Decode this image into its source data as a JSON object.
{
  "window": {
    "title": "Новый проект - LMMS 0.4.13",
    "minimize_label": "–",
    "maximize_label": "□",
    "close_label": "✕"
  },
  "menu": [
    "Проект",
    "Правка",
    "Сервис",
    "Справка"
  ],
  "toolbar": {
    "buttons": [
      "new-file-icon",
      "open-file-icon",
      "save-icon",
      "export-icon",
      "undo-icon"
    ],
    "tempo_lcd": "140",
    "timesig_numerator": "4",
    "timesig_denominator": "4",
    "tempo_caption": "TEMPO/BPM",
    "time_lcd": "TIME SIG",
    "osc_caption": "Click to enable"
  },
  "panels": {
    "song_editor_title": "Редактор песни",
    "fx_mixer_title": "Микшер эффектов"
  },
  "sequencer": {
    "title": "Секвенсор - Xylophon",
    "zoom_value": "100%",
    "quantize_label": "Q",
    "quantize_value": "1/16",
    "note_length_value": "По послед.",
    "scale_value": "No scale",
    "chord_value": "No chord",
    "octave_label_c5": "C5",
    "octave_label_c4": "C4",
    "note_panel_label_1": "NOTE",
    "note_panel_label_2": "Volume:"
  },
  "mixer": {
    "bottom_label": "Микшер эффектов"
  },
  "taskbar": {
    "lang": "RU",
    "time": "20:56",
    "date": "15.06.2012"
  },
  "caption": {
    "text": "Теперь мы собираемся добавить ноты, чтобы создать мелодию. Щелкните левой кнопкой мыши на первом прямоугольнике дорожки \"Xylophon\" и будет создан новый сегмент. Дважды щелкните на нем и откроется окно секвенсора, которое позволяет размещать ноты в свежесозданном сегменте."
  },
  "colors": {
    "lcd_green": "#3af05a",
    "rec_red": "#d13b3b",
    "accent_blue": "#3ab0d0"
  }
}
...
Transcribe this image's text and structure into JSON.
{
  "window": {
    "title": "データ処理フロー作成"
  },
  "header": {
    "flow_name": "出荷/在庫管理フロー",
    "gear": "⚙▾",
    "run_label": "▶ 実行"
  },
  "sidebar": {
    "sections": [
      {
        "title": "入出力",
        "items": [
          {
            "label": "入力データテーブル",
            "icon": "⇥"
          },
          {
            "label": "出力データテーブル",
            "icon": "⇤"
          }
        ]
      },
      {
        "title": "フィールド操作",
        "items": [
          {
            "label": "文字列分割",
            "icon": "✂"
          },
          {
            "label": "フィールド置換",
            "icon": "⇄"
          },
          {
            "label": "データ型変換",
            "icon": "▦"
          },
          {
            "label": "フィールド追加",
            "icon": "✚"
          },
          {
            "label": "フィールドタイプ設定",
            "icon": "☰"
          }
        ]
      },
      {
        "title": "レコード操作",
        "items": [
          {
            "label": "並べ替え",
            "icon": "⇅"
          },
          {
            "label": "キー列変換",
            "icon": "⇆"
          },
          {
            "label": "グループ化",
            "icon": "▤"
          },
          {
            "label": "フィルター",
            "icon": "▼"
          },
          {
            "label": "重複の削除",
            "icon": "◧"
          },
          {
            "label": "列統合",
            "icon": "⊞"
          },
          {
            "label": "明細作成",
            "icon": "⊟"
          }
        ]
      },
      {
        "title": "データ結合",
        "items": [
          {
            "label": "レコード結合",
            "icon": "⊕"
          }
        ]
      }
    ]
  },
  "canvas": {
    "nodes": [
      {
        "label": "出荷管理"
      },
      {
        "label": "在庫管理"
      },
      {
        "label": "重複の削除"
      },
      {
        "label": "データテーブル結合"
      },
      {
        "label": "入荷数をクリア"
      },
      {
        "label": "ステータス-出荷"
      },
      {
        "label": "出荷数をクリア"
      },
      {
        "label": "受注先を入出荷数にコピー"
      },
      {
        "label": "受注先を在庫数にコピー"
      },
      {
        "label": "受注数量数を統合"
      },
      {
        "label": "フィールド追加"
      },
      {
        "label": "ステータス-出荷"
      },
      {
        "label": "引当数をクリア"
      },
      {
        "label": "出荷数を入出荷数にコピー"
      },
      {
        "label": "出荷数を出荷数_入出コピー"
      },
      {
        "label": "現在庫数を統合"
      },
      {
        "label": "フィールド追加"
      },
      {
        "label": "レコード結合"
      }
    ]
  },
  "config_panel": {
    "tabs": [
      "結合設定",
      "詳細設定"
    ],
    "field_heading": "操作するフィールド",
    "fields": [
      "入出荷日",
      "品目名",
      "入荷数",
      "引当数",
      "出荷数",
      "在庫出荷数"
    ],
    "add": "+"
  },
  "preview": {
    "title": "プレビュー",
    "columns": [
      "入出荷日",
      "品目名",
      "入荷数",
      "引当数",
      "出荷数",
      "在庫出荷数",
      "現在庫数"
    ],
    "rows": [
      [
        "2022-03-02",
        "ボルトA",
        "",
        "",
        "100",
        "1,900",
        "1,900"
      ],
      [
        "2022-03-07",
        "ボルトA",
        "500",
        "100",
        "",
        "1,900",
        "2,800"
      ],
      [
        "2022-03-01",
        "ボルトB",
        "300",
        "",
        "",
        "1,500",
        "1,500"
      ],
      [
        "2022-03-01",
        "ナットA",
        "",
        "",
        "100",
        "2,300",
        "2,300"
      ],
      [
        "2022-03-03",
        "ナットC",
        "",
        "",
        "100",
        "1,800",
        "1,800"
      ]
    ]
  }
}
...
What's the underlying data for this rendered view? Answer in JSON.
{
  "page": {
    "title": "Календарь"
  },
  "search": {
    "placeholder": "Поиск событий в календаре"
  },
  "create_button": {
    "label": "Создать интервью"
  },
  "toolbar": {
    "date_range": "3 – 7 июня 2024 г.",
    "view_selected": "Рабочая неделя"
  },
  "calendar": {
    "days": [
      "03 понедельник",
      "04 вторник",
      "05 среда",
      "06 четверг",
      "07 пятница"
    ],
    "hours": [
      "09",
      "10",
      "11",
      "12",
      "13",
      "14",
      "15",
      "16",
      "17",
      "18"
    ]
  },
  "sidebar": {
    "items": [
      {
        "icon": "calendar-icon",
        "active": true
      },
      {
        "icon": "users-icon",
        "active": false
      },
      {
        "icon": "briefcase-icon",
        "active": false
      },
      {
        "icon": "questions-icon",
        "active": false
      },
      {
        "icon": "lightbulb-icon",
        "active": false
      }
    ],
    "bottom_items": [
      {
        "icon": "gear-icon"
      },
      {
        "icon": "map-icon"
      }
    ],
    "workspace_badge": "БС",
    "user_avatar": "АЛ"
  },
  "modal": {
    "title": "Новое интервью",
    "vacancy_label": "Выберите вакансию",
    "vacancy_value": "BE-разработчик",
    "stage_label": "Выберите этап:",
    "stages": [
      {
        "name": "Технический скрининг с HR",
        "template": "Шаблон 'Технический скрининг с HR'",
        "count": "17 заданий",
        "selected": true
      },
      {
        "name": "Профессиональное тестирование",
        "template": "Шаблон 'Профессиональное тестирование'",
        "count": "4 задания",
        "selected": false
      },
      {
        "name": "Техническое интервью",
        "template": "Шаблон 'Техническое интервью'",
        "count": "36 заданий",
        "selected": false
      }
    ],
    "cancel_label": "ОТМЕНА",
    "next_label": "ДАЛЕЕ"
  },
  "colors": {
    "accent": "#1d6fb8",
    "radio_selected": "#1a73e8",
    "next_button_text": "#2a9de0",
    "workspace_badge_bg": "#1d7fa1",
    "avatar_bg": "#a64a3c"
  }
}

## Do this
Filter the records above for lines containing the word "интервью", and copy those lines.

## Finished exercise
    "label": "Создать интервью"
    "title": "Новое интервью",
        "name": "Техническое интервью",
        "template": "Шаблон 'Техническое интервью'",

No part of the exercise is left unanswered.